═══ Source material ═══

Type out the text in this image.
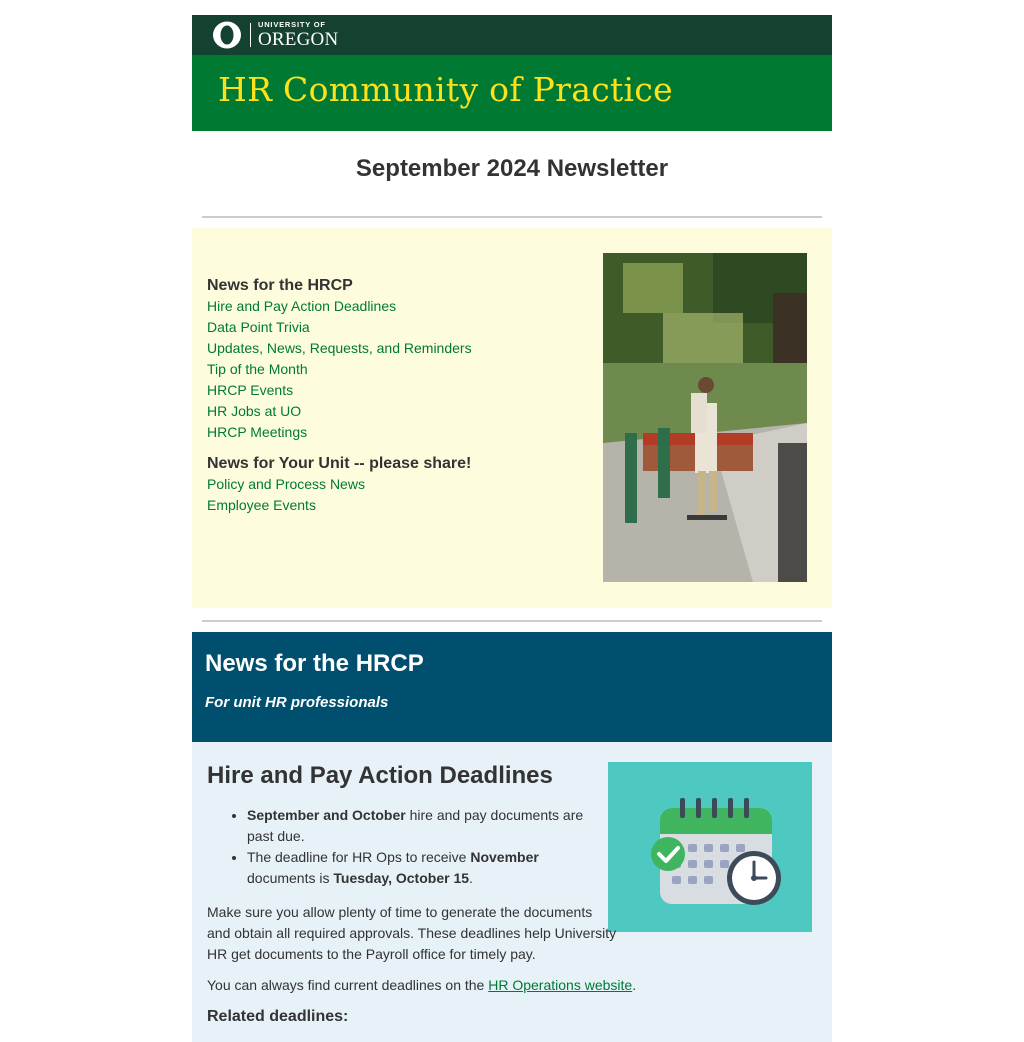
UNIVERSITY OF
OREGON
HR Community of Practice
September 2024 Newsletter
News for the HRCP
Hire and Pay Action Deadlines
Data Point Trivia
Updates, News, Requests, and Reminders
Tip of the Month
HRCP Events
HR Jobs at UO
HRCP Meetings
News for Your Unit -- please share!
Policy and Process News
Employee Events
News for the HRCP
For unit HR professionals
Hire and Pay Action Deadlines
• September and October hire and pay documents are past due.
• The deadline for HR Ops to receive November documents is Tuesday, October 15.

Make sure you allow plenty of time to generate the documents and obtain all required approvals. These deadlines help University HR get documents to the Payroll office for timely pay.

You can always find current deadlines on the HR Operations website.

Related deadlines:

═══

Quote every entry exactly, with the pictures omitted.

Type out the text in this image.
UNIVERSITY OF
OREGON
HR Community of Practice
September 2024 Newsletter
News for the HRCP
Hire and Pay Action Deadlines
Data Point Trivia
Updates, News, Requests, and Reminders
Tip of the Month
HRCP Events
HR Jobs at UO
HRCP Meetings
News for Your Unit -- please share!
Policy and Process News
Employee Events
News for the HRCP
For unit HR professionals
Hire and Pay Action Deadlines
• September and October hire and pay documents are past due.
• The deadline for HR Ops to receive November documents is Tuesday, October 15.

Make sure you allow plenty of time to generate the documents and obtain all required approvals. These deadlines help University HR get documents to the Payroll office for timely pay.

You can always find current deadlines on the HR Operations website.

Related deadlines:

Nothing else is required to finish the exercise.